→ GIVEN ENTRIES:
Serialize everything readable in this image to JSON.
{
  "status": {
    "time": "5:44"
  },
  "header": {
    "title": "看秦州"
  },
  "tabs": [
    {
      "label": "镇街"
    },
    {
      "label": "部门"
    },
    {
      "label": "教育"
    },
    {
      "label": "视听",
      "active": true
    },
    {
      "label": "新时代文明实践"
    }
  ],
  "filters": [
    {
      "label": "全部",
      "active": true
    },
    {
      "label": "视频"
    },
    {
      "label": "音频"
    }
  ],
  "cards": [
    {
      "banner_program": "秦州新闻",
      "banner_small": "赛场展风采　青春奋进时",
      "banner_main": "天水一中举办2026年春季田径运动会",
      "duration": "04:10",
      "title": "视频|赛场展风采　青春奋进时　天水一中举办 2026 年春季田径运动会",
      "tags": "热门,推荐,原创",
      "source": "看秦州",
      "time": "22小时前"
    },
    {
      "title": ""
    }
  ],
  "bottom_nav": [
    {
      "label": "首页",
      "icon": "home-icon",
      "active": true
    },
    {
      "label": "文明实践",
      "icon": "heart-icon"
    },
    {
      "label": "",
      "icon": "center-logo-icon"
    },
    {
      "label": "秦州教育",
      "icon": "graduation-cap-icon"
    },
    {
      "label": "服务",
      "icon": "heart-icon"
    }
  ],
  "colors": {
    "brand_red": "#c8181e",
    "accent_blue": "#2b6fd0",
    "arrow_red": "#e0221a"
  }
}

→ PROMPT: Give the data again, exactly as it stands.

→ FINISHED ANSWER:
Serialize everything readable in this image to JSON.
{
  "status": {
    "time": "5:44"
  },
  "header": {
    "title": "看秦州"
  },
  "tabs": [
    {
      "label": "镇街"
    },
    {
      "label": "部门"
    },
    {
      "label": "教育"
    },
    {
      "label": "视听",
      "active": true
    },
    {
      "label": "新时代文明实践"
    }
  ],
  "filters": [
    {
      "label": "全部",
      "active": true
    },
    {
      "label": "视频"
    },
    {
      "label": "音频"
    }
  ],
  "cards": [
    {
      "banner_program": "秦州新闻",
      "banner_small": "赛场展风采　青春奋进时",
      "banner_main": "天水一中举办2026年春季田径运动会",
      "duration": "04:10",
      "title": "视频|赛场展风采　青春奋进时　天水一中举办 2026 年春季田径运动会",
      "tags": "热门,推荐,原创",
      "source": "看秦州",
      "time": "22小时前"
    },
    {
      "title": ""
    }
  ],
  "bottom_nav": [
    {
      "label": "首页",
      "icon": "home-icon",
      "active": true
    },
    {
      "label": "文明实践",
      "icon": "heart-icon"
    },
    {
      "label": "",
      "icon": "center-logo-icon"
    },
    {
      "label": "秦州教育",
      "icon": "graduation-cap-icon"
    },
    {
      "label": "服务",
      "icon": "heart-icon"
    }
  ],
  "colors": {
    "brand_red": "#c8181e",
    "accent_blue": "#2b6fd0",
    "arrow_red": "#e0221a"
  }
}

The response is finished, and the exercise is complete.